» WRITTEN PROBLEM
Return every record exactly as written.

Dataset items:
******************************
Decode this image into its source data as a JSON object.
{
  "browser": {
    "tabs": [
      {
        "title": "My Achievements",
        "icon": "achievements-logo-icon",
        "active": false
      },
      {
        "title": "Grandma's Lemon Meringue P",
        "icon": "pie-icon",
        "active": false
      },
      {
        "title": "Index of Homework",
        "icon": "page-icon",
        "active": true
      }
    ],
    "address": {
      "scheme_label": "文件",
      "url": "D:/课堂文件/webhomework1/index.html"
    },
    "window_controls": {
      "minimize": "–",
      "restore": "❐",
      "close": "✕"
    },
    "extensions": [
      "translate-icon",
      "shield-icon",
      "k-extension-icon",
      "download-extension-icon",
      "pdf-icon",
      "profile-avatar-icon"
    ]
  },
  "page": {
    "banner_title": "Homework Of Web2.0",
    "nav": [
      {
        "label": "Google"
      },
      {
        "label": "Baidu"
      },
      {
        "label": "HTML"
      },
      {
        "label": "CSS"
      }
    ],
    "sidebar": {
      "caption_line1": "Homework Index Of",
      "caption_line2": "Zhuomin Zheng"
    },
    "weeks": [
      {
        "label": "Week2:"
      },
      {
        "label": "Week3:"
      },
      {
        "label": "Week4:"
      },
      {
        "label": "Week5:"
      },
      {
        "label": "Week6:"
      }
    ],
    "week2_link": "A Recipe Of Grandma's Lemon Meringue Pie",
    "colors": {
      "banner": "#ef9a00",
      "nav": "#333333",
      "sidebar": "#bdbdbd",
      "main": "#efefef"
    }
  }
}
******************************
» RESPONSE
Decode this image into its source data as a JSON object.
{
  "browser": {
    "tabs": [
      {
        "title": "My Achievements",
        "icon": "achievements-logo-icon",
        "active": false
      },
      {
        "title": "Grandma's Lemon Meringue P",
        "icon": "pie-icon",
        "active": false
      },
      {
        "title": "Index of Homework",
        "icon": "page-icon",
        "active": true
      }
    ],
    "address": {
      "scheme_label": "文件",
      "url": "D:/课堂文件/webhomework1/index.html"
    },
    "window_controls": {
      "minimize": "–",
      "restore": "❐",
      "close": "✕"
    },
    "extensions": [
      "translate-icon",
      "shield-icon",
      "k-extension-icon",
      "download-extension-icon",
      "pdf-icon",
      "profile-avatar-icon"
    ]
  },
  "page": {
    "banner_title": "Homework Of Web2.0",
    "nav": [
      {
        "label": "Google"
      },
      {
        "label": "Baidu"
      },
      {
        "label": "HTML"
      },
      {
        "label": "CSS"
      }
    ],
    "sidebar": {
      "caption_line1": "Homework Index Of",
      "caption_line2": "Zhuomin Zheng"
    },
    "weeks": [
      {
        "label": "Week2:"
      },
      {
        "label": "Week3:"
      },
      {
        "label": "Week4:"
      },
      {
        "label": "Week5:"
      },
      {
        "label": "Week6:"
      }
    ],
    "week2_link": "A Recipe Of Grandma's Lemon Meringue Pie",
    "colors": {
      "banner": "#ef9a00",
      "nav": "#333333",
      "sidebar": "#bdbdbd",
      "main": "#efefef"
    }
  }
}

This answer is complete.